▶ BEREITGESTELLTER AUSZUG
┏━━
Ich sehe es mit einem lachenden Auge, weil ich es eigentlich gut finde, dass man nach dieser Entscheidung in Großbritannien endlich mal anfängt, sich ernsthaft darüber zu streiten, wo wir in Europa hinwollen, und nicht nur in Sonntagsreden, sondern sich wirklich mal damit auseinandersetzt und überlegt, wie es weitergehen kann. So habe ich die Beiträge von Schäuble und auch von Sigmar Gabriel verstanden.
Ich sehe es aber mit einem weinenden Auge, weil beide Vorschläge nicht tauglich sind. Ich halte das Vorgehen von Schäuble, jetzt wieder aufs Interkontinentale zu setzen und wegzugehen von der Gemeinschaftsmethode, für nicht zielführend. Das war während der Finanzkrise schon so. Das ist, glaube ich, nicht der taugliche Weg, wie wir weitergehen sollten. Ich finde das Vorgehen von Gabriel aber auch nicht ganz ausreichend.
Aber: Was ich sehr witzig fand, Herr Lindner, in Ihrer Rede ist, dass Sie gesagt haben, bei dieser Großen Koalition, bei dieser Bundesregierung würde es um Europa gehen und nicht um Profilierung für die Bundestagswahl. Dass Sie – wie soll ich das sagen? – ein spezielles Verhältnis zur Profilierung haben, geschenkt. Aber wer bitte hat in London werbewirksam diesen Transporter auf die Straße gejagt mit dem FDP-Logo
(Christian Lindner [FDP]: Gut, oder?)
und der Aussage „Keep calm“ und hat dafür geworben, dass Start-ups nach Berlin gehen?
(Beifall von den GRÜNEN, der SPD und den PIRATEN)
Das war schade, leider nicht nach Düsseldorf. Die hätten besser nach Düsseldorf gehen sollen. Wer um alles in der Welt hat sich denn für die Bundestagswahl profiliert? – Die FDP! Dann können Sie doch hier nicht sagen, bei der Großen Koalition ist das keine Profilierung. So geht es natürlich nicht.
(Christian Lindner [FDP]: Natürlich geht das so!)
Sich selber zu profilieren und das anderen vorzuwerfen, das ist doch aberwitzig. Das ist doch ein Schuss ins eigene Knie.
Herr Wüst, Vodafone hat ja nun einmal hier – das ist ja die Besonderheit an Düsseldorf – den größten Sitz außerhalb Großbritanniens. Es kann ja nicht so schlimm sein hier in Nordrhein-Westfalen, wenn die das gemacht haben. Die haben ja investiert. Die Wahrscheinlichkeit, dass die sich irgendwann für den größten Standort außerhalb Großbritanniens entscheiden, ist doch natürlich relativ hoch.
Der Wirtschaftsminister hat das auch deutlich gemacht, der Europaminister auch und die Ministerpräsidentin auch. Wir werden natürlich alles dafür tun, damit wir, wenn so eine Unternehmensentscheidung dann getroffen wird, darauf vorbereitet sind und Vodafone natürlich hier mit offenen Armen empfangen wird.
┗━━
▶ DATENSÄTZE ZUR AUFGABE
┏━━
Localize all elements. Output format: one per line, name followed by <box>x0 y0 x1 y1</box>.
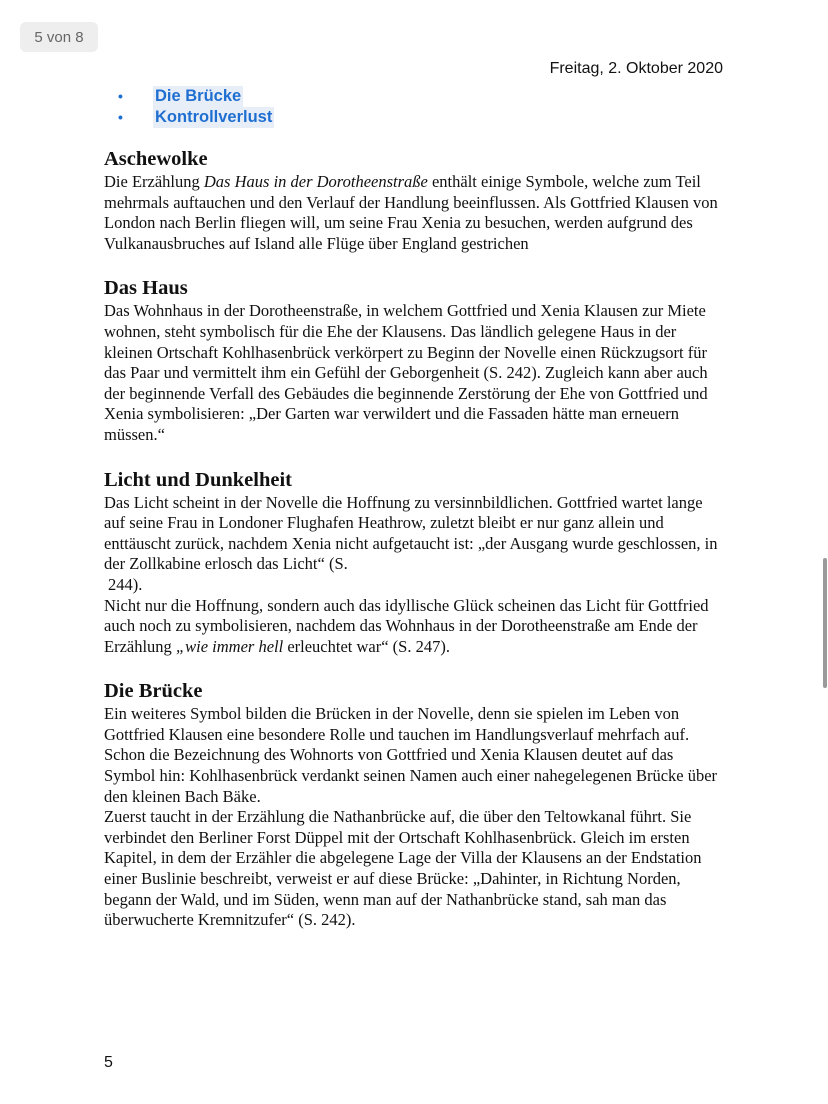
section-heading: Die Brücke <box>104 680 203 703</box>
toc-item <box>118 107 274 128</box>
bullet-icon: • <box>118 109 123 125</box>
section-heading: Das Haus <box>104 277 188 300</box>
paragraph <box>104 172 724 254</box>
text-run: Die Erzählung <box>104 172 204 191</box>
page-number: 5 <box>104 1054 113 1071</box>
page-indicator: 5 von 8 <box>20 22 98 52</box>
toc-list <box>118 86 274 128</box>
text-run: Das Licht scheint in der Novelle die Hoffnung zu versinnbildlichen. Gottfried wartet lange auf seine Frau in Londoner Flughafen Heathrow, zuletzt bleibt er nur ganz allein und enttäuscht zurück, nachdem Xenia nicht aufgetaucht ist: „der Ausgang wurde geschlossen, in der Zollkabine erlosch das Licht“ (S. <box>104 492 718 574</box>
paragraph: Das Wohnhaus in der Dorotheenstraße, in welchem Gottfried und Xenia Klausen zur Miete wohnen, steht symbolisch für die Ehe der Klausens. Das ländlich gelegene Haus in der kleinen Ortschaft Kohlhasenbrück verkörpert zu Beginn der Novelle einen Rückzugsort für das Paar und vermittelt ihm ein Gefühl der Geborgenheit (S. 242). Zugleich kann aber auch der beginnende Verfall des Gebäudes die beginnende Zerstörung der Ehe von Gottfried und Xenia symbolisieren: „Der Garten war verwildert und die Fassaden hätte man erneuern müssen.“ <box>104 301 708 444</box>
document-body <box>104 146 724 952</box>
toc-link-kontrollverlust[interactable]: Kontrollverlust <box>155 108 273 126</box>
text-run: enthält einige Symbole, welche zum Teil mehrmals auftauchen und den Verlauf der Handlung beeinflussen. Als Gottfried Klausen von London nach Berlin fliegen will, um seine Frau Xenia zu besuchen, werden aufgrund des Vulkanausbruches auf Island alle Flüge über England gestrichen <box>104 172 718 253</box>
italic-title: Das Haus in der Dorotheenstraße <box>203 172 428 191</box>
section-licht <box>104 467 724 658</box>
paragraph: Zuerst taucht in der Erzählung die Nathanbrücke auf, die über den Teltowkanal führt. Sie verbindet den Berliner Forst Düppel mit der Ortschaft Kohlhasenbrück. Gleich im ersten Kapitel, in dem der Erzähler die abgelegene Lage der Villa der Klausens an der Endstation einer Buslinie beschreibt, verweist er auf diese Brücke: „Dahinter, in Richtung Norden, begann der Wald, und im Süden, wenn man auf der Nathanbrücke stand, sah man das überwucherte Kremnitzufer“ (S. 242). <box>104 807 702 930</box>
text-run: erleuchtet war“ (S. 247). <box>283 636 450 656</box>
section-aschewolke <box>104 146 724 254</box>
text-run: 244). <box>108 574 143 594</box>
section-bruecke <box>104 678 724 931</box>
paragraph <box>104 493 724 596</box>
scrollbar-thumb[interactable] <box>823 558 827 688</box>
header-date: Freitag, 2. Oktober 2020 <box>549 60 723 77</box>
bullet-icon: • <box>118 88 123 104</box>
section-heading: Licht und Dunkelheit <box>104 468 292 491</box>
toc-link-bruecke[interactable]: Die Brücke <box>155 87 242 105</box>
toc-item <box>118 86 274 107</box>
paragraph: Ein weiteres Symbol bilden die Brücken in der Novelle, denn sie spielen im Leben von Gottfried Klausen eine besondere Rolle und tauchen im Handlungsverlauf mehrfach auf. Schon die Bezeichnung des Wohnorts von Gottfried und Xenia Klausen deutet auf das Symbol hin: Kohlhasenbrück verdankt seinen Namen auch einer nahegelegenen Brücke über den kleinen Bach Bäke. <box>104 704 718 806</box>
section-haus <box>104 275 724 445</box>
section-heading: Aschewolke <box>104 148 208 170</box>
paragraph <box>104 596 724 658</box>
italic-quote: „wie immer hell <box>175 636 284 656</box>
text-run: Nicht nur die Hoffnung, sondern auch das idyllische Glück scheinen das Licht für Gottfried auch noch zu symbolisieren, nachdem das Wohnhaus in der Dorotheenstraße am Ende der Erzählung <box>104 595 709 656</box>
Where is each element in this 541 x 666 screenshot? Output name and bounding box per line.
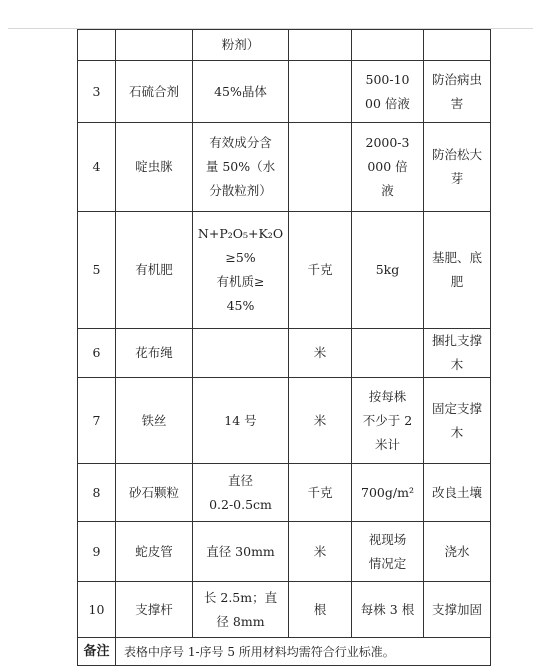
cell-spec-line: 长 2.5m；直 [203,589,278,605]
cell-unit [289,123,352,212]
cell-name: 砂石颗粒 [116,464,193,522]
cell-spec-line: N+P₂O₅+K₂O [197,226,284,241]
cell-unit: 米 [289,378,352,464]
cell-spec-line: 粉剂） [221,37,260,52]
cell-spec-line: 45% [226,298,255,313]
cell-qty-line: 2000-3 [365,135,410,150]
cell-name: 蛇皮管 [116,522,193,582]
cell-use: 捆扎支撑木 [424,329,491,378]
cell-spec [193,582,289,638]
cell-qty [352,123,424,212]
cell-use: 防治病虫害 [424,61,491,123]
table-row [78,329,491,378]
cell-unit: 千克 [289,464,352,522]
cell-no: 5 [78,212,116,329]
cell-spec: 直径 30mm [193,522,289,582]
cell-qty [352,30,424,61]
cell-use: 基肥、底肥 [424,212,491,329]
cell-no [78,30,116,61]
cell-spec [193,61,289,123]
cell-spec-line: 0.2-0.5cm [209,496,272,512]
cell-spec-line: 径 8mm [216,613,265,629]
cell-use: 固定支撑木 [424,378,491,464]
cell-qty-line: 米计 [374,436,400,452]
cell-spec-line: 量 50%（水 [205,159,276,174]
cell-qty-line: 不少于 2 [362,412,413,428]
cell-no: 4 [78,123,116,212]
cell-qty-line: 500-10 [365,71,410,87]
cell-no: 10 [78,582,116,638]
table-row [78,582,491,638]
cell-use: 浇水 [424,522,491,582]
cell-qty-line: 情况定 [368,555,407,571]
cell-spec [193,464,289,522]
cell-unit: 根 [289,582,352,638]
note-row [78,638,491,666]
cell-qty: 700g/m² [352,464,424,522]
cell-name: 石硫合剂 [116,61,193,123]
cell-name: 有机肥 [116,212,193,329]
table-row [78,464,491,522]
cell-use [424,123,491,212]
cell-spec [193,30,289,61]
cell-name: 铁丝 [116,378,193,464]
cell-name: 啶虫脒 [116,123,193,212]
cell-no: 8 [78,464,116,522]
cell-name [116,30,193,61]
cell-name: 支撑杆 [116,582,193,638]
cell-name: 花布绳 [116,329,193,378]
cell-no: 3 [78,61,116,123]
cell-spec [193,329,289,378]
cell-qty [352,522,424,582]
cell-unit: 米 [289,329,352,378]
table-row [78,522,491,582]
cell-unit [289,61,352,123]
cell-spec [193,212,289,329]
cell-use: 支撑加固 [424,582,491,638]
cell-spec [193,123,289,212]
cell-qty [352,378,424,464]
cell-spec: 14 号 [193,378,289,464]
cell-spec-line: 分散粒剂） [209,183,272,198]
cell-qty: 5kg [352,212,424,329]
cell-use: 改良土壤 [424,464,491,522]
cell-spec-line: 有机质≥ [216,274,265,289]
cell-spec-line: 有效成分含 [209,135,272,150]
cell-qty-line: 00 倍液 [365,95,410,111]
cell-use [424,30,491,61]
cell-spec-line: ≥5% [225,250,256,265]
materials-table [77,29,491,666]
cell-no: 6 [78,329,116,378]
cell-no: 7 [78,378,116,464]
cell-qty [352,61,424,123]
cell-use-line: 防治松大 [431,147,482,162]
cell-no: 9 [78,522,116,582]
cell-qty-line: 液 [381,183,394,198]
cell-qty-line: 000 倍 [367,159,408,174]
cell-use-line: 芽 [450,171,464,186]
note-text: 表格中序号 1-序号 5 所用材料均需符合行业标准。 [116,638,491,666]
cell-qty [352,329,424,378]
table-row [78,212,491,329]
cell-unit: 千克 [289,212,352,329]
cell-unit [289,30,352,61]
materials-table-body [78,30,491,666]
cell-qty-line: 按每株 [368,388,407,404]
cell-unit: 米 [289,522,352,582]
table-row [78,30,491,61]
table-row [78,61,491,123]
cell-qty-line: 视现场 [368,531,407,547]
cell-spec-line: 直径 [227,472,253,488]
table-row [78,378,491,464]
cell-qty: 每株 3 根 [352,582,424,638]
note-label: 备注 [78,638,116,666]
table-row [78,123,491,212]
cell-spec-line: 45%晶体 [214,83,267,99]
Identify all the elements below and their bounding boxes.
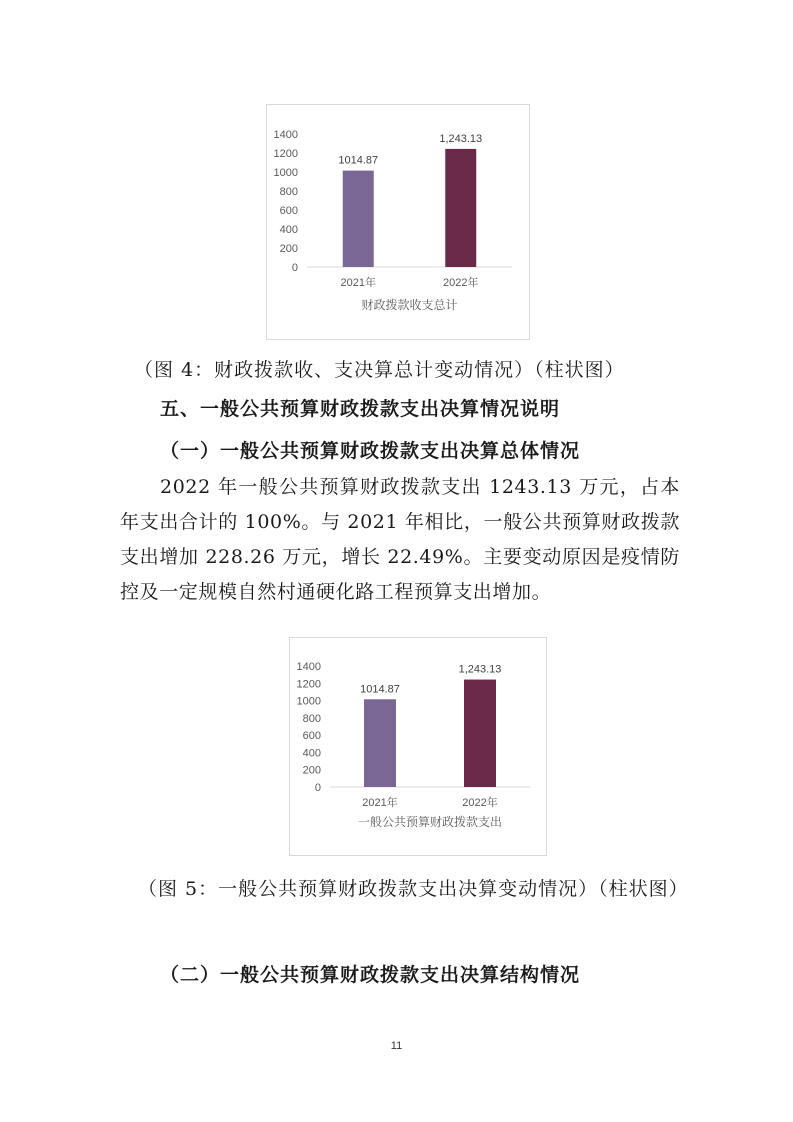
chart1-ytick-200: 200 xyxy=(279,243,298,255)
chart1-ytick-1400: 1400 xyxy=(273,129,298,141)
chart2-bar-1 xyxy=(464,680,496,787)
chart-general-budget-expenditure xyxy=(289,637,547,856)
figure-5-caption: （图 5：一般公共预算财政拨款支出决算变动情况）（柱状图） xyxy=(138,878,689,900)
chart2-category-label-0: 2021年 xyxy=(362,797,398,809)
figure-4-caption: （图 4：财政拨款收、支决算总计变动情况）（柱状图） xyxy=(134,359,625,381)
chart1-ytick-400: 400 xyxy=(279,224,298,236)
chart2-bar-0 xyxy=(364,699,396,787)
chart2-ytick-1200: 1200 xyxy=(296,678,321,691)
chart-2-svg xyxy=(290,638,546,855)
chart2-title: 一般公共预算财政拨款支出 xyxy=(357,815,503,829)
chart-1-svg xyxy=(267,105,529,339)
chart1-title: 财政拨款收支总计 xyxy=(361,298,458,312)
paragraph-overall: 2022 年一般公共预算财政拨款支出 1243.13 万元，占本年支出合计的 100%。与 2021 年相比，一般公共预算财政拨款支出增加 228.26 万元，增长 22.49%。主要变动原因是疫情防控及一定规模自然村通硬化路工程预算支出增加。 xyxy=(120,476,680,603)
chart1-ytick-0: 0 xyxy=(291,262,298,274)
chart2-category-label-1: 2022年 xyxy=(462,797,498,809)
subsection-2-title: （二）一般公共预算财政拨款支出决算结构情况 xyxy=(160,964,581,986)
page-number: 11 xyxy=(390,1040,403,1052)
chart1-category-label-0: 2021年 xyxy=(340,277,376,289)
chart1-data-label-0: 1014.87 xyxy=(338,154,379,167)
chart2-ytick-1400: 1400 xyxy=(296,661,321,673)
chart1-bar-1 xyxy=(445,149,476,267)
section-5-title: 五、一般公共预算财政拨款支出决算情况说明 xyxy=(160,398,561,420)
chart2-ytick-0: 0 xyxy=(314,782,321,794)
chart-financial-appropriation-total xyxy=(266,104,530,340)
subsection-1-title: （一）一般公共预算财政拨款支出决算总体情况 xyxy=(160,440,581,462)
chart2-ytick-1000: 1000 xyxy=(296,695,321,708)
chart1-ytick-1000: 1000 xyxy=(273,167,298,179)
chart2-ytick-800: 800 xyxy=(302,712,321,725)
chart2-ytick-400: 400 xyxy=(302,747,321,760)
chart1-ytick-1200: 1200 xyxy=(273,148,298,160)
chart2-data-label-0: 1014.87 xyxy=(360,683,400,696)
┗━━
▶ ZU ERLEDIGENDE AUFGABEN
A: Welches Unternehmen hat laut dem Auszug in Düsseldorf seinen größten Sitz außerhalb Großbritanniens?
B: Schreib bitte aus den Datensätzen den Abschnitt von der Zeile mit „chart1-ytick-200: 200 xyxy=(279,243,298,255)“ bis einschließlich der Zeile mit „chart1-category-label-0: 2021年 xyxy=(340,277,376,289)“ unverändert ab.

▶ ENDGÜLTIGE ANTWORTEN
A: Vodafone.

B:
chart1-ytick-200: 200 xyxy=(279,243,298,255)
chart1-ytick-1400: 1400 xyxy=(273,129,298,141)
chart2-bar-1 xyxy=(464,680,496,787)
chart-general-budget-expenditure xyxy=(289,637,547,856)
figure-5-caption: （图 5：一般公共预算财政拨款支出决算变动情况）（柱状图） xyxy=(138,878,689,900)
chart2-category-label-0: 2021年 xyxy=(362,797,398,809)
figure-4-caption: （图 4：财政拨款收、支决算总计变动情况）（柱状图） xyxy=(134,359,625,381)
chart1-ytick-400: 400 xyxy=(279,224,298,236)
chart2-bar-0 xyxy=(364,699,396,787)
chart2-ytick-1200: 1200 xyxy=(296,678,321,691)
chart-2-svg xyxy=(290,638,546,855)
chart2-title: 一般公共预算财政拨款支出 xyxy=(357,815,503,829)
chart-1-svg xyxy=(267,105,529,339)
chart1-title: 财政拨款收支总计 xyxy=(361,298,458,312)
paragraph-overall: 2022 年一般公共预算财政拨款支出 1243.13 万元，占本年支出合计的 100%。与 2021 年相比，一般公共预算财政拨款支出增加 228.26 万元，增长 22.49%。主要变动原因是疫情防控及一定规模自然村通硬化路工程预算支出增加。 xyxy=(120,476,680,603)
chart1-ytick-0: 0 xyxy=(291,262,298,274)
chart2-category-label-1: 2022年 xyxy=(462,797,498,809)
subsection-2-title: （二）一般公共预算财政拨款支出决算结构情况 xyxy=(160,964,581,986)
page-number: 11 xyxy=(390,1040,403,1052)
chart1-category-label-0: 2021年 xyxy=(340,277,376,289)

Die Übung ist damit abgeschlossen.